▸ Objective
Work through the records below and tally every line containing "которое". Reply with the total alone.

-- -- --

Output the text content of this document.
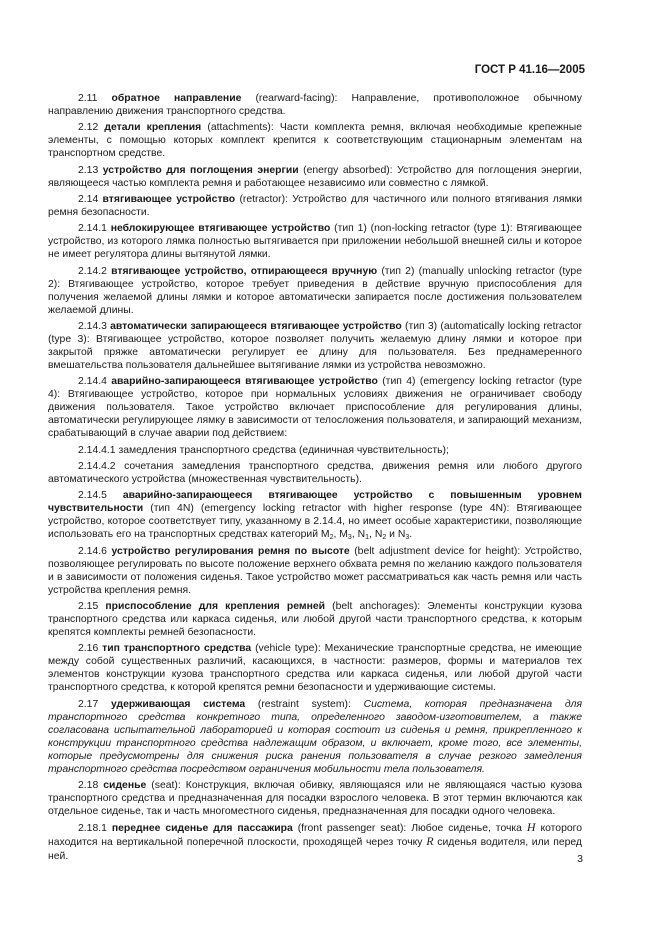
ГОСТ Р 41.16—2005

2.11 обратное направление (rearward-facing): Направление, противоположное обычному направлению движения транспортного средства.

2.12 детали крепления (attachments): Части комплекта ремня, включая необходимые крепежные элементы, с помощью которых комплект крепится к соответствующим стационарным элементам на транспортном средстве.

2.13 устройство для поглощения энергии (energy absorbed): Устройство для поглощения энергии, являющееся частью комплекта ремня и работающее независимо или совместно с лямкой.

2.14 втягивающее устройство (retractor): Устройство для частичного или полного втягивания лямки ремня безопасности.

2.14.1 неблокирующее втягивающее устройство (тип 1) (non-locking retractor (type 1): Втягивающее устройство, из которого лямка полностью вытягивается при приложении небольшой внешней силы и которое не имеет регулятора длины вытянутой лямки.

2.14.2 втягивающее устройство, отпирающееся вручную (тип 2) (manually unlocking retractor (type 2): Втягивающее устройство, которое требует приведения в действие вручную приспособления для получения желаемой длины лямки и которое автоматически запирается после достижения пользователем желаемой длины.

2.14.3 автоматически запирающееся втягивающее устройство (тип 3) (automatically locking retractor (type 3): Втягивающее устройство, которое позволяет получить желаемую длину лямки и которое при закрытой пряжке автоматически регулирует ее длину для пользователя. Без преднамеренного вмешательства пользователя дальнейшее вытягивание лямки из устройства невозможно.

2.14.4 аварийно-запирающееся втягивающее устройство (тип 4) (emergency locking retractor (type 4): Втягивающее устройство, которое при нормальных условиях движения не ограничивает свободу движения пользователя. Такое устройство включает приспособление для регулирования длины, автоматически регулирующее лямку в зависимости от телосложения пользователя, и запирающий механизм, срабатывающий в случае аварии под действием:

2.14.4.1 замедления транспортного средства (единичная чувствительность);

2.14.4.2 сочетания замедления транспортного средства, движения ремня или любого другого автоматического устройства (множественная чувствительность).

2.14.5 аварийно-запирающееся втягивающее устройство с повышенным уровнем чувствительности (тип 4N) (emergency locking retractor with higher response (type 4N): Втягивающее устройство, которое соответствует типу, указанному в 2.14.4, но имеет особые характеристики, позволяющие использовать его на транспортных средствах категорий $M_2$, $M_3$, $N_1$, $N_2$ и $N_3$.

2.14.6 устройство регулирования ремня по высоте (belt adjustment device for height): Устройство, позволяющее регулировать по высоте положение верхнего обхвата ремня по желанию каждого пользователя и в зависимости от положения сиденья. Такое устройство может рассматриваться как часть ремня или часть устройства крепления ремня.

2.15 приспособление для крепления ремней (belt anchorages): Элементы конструкции кузова транспортного средства или каркаса сиденья, или любой другой части транспортного средства, к которым крепятся комплекты ремней безопасности.

2.16 тип транспортного средства (vehicle type): Механические транспортные средства, не имеющие между собой существенных различий, касающихся, в частности: размеров, формы и материалов тех элементов конструкции кузова транспортного средства или каркаса сиденья, или любой другой части транспортного средства, к которой крепятся ремни безопасности и удерживающие системы.

2.17 удерживающая система (restraint system): Система, которая предназначена для транспортного средства конкретного типа, определенного заводом-изготовителем, а также согласована испытательной лабораторией и которая состоит из сиденья и ремня, прикрепленного к конструкции транспортного средства надлежащим образом, и включает, кроме того, все элементы, которые предусмотрены для снижения риска ранения пользователя в случае резкого замедления транспортного средства посредством ограничения мобильности тела пользователя.

2.18 сиденье (seat): Конструкция, включая обивку, являющаяся или не являющаяся частью кузова транспортного средства и предназначенная для посадки взрослого человека. В этот термин включаются как отдельное сиденье, так и часть многоместного сиденья, предназначенная для посадки одного человека.

2.18.1 переднее сиденье для пассажира (front passenger seat): Любое сиденье, точка H которого находится на вертикальной поперечной плоскости, проходящей через точку R сиденья водителя, или перед ней.	3
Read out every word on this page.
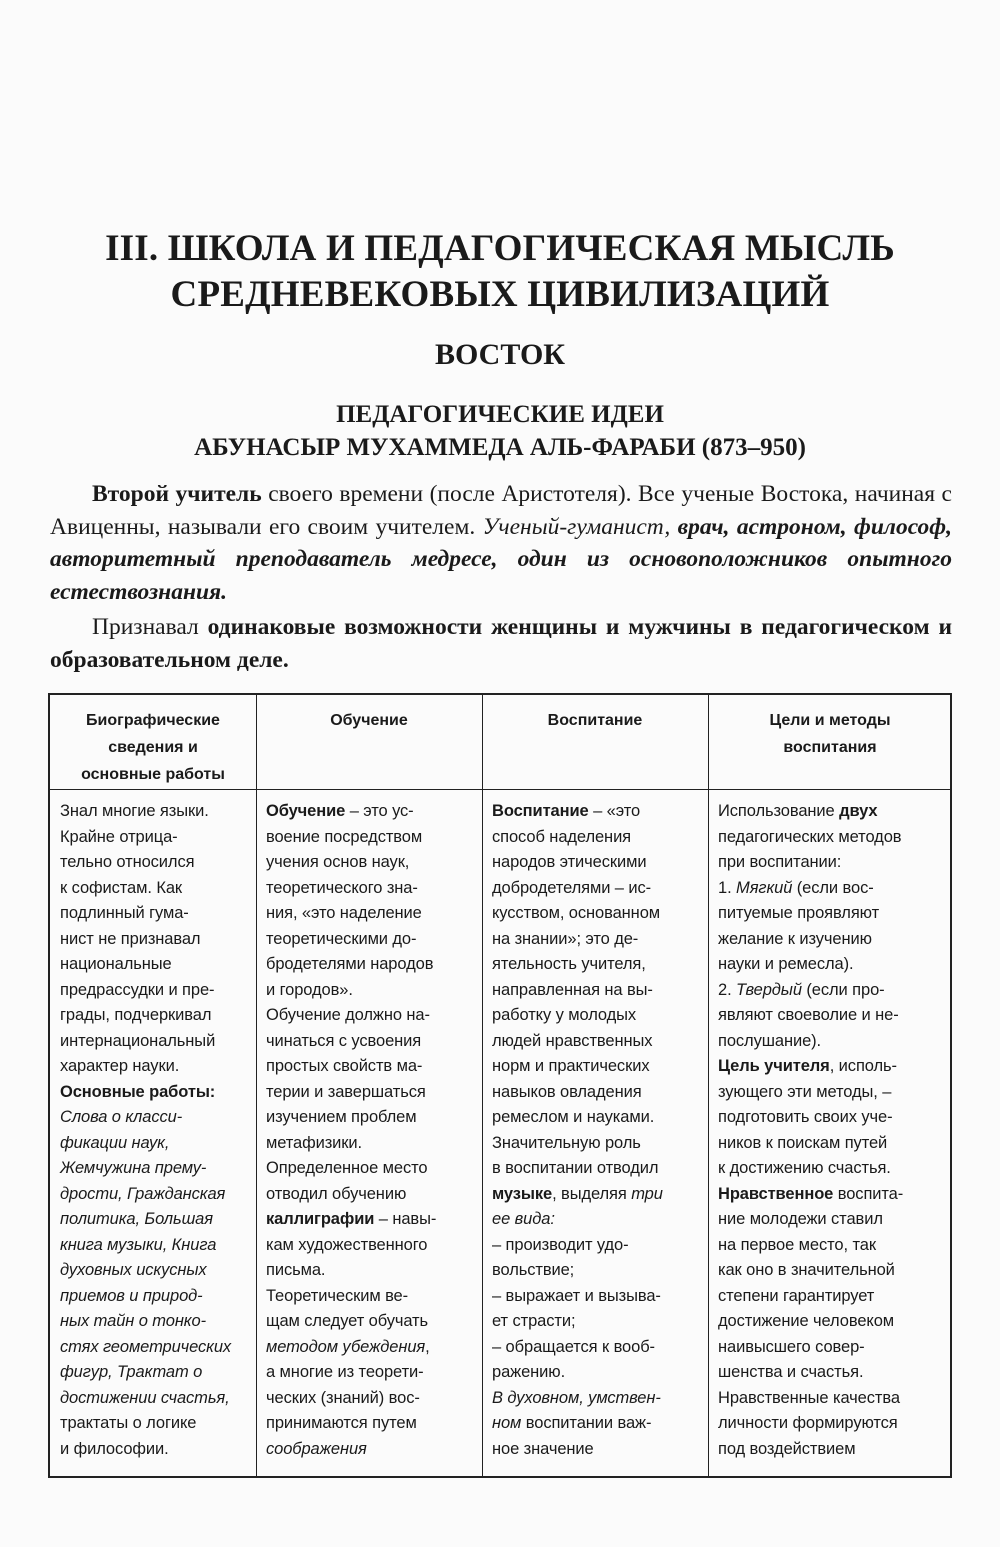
III. ШКОЛА И ПЕДАГОГИЧЕСКАЯ МЫСЛЬ
СРЕДНЕВЕКОВЫХ ЦИВИЛИЗАЦИЙ
ВОСТОК
ПЕДАГОГИЧЕСКИЕ ИДЕИ
АБУНАСЫР МУХАММЕДА АЛЬ-ФАРАБИ (873–950)
Второй учитель своего времени (после Аристотеля). Все ученые Востока, начиная с Авиценны, называли его своим учителем. Ученый-гуманист, врач, астроном, философ, авторитетный преподаватель медресе, один из основоположников опытного естествознания.
Признавал одинаковые возможности женщины и мужчины в педагогическом и образовательном деле.
Биографические
сведения и
основные работы
Обучение	Воспитание	Цели и методы
воспитания
Знал многие языки.
Крайне отрица-
тельно относился
к софистам. Как
подлинный гума-
нист не признавал
национальные
предрассудки и пре-
грады, подчеркивал
интернациональный
характер науки.
Основные работы:
Слова о класси-
фикации наук,
Жемчужина прему-
дрости, Гражданская
политика, Большая
книга музыки, Книга
духовных искусных
приемов и природ-
ных тайн о тонко-
стях геометрических
фигур, Трактат о
достижении счастья,
трактаты о логике
и философии.
Обучение – это ус-
воение посредством
учения основ наук,
теоретического зна-
ния, «это наделение
теоретическими до-
бродетелями народов
и городов».
Обучение должно на-
чинаться с усвоения
простых свойств ма-
терии и завершаться
изучением проблем
метафизики.
Определенное место
отводил обучению
каллиграфии – навы-
кам художественного
письма.
Теоретическим ве-
щам следует обучать
методом убеждения,
а многие из теорети-
ческих (знаний) вос-
принимаются путем
соображения
Воспитание – «это
способ наделения
народов этическими
добродетелями – ис-
кусством, основанном
на знании»; это де-
ятельность учителя,
направленная на вы-
работку у молодых
людей нравственных
норм и практических
навыков овладения
ремеслом и науками.
Значительную роль
в воспитании отводил
музыке, выделяя три
ее вида:
– производит удо-
вольствие;
– выражает и вызыва-
ет страсти;
– обращается к вооб-
ражению.
В духовном, умствен-
ном воспитании важ-
ное значение
Использование двух
педагогических методов
при воспитании:
1. Мягкий (если вос-
питуемые проявляют
желание к изучению
науки и ремесла).
2. Твердый (если про-
являют своеволие и не-
послушание).
Цель учителя, исполь-
зующего эти методы, –
подготовить своих уче-
ников к поискам путей
к достижению счастья.
Нравственное воспита-
ние молодежи ставил
на первое место, так
как оно в значительной
степени гарантирует
достижение человеком
наивысшего совер-
шенства и счастья.
Нравственные качества
личности формируются
под воздействием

-- -- --

▸ Finished task
5